▸ WORK TO DO
Set down each record exactly as written.

Saved entries
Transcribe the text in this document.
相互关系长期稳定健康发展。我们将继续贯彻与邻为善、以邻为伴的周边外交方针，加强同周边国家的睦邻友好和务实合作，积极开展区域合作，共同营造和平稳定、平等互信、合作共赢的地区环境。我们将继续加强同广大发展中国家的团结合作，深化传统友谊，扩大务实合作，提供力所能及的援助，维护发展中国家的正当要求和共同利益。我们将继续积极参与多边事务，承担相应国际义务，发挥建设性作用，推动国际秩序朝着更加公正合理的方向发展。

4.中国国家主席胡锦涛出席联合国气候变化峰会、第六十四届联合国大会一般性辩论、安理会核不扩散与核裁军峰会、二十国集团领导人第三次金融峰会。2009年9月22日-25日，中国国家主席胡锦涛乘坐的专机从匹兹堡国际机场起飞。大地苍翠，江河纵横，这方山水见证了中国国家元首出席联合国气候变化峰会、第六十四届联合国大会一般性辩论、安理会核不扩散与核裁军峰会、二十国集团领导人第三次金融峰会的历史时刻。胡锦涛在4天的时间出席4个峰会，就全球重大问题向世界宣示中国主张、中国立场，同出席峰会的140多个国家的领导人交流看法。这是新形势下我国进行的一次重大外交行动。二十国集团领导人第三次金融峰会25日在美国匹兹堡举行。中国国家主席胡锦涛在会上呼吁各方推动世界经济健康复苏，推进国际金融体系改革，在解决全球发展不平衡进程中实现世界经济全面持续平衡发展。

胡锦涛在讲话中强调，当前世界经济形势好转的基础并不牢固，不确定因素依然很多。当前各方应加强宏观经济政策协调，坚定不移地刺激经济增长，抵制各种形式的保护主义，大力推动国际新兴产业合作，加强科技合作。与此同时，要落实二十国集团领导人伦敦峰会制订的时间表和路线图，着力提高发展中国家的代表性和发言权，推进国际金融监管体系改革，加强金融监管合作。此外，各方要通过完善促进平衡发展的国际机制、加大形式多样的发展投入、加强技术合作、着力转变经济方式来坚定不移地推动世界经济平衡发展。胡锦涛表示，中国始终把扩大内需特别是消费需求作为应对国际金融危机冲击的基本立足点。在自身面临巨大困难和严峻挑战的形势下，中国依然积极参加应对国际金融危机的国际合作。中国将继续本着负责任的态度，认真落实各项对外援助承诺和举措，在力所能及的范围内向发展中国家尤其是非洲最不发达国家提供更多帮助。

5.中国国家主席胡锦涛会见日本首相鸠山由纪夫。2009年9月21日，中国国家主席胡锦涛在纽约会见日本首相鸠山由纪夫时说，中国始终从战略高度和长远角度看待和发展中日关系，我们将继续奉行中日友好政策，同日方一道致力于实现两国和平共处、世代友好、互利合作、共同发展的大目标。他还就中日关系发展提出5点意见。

▸ EXERCISE OUTPUT
Transcribe the text in this document.
相互关系长期稳定健康发展。我们将继续贯彻与邻为善、以邻为伴的周边外交方针，加强同周边国家的睦邻友好和务实合作，积极开展区域合作，共同营造和平稳定、平等互信、合作共赢的地区环境。我们将继续加强同广大发展中国家的团结合作，深化传统友谊，扩大务实合作，提供力所能及的援助，维护发展中国家的正当要求和共同利益。我们将继续积极参与多边事务，承担相应国际义务，发挥建设性作用，推动国际秩序朝着更加公正合理的方向发展。

4.中国国家主席胡锦涛出席联合国气候变化峰会、第六十四届联合国大会一般性辩论、安理会核不扩散与核裁军峰会、二十国集团领导人第三次金融峰会。2009年9月22日-25日，中国国家主席胡锦涛乘坐的专机从匹兹堡国际机场起飞。大地苍翠，江河纵横，这方山水见证了中国国家元首出席联合国气候变化峰会、第六十四届联合国大会一般性辩论、安理会核不扩散与核裁军峰会、二十国集团领导人第三次金融峰会的历史时刻。胡锦涛在4天的时间出席4个峰会，就全球重大问题向世界宣示中国主张、中国立场，同出席峰会的140多个国家的领导人交流看法。这是新形势下我国进行的一次重大外交行动。二十国集团领导人第三次金融峰会25日在美国匹兹堡举行。中国国家主席胡锦涛在会上呼吁各方推动世界经济健康复苏，推进国际金融体系改革，在解决全球发展不平衡进程中实现世界经济全面持续平衡发展。

胡锦涛在讲话中强调，当前世界经济形势好转的基础并不牢固，不确定因素依然很多。当前各方应加强宏观经济政策协调，坚定不移地刺激经济增长，抵制各种形式的保护主义，大力推动国际新兴产业合作，加强科技合作。与此同时，要落实二十国集团领导人伦敦峰会制订的时间表和路线图，着力提高发展中国家的代表性和发言权，推进国际金融监管体系改革，加强金融监管合作。此外，各方要通过完善促进平衡发展的国际机制、加大形式多样的发展投入、加强技术合作、着力转变经济方式来坚定不移地推动世界经济平衡发展。胡锦涛表示，中国始终把扩大内需特别是消费需求作为应对国际金融危机冲击的基本立足点。在自身面临巨大困难和严峻挑战的形势下，中国依然积极参加应对国际金融危机的国际合作。中国将继续本着负责任的态度，认真落实各项对外援助承诺和举措，在力所能及的范围内向发展中国家尤其是非洲最不发达国家提供更多帮助。

5.中国国家主席胡锦涛会见日本首相鸠山由纪夫。2009年9月21日，中国国家主席胡锦涛在纽约会见日本首相鸠山由纪夫时说，中国始终从战略高度和长远角度看待和发展中日关系，我们将继续奉行中日友好政策，同日方一道致力于实现两国和平共处、世代友好、互利合作、共同发展的大目标。他还就中日关系发展提出5点意见。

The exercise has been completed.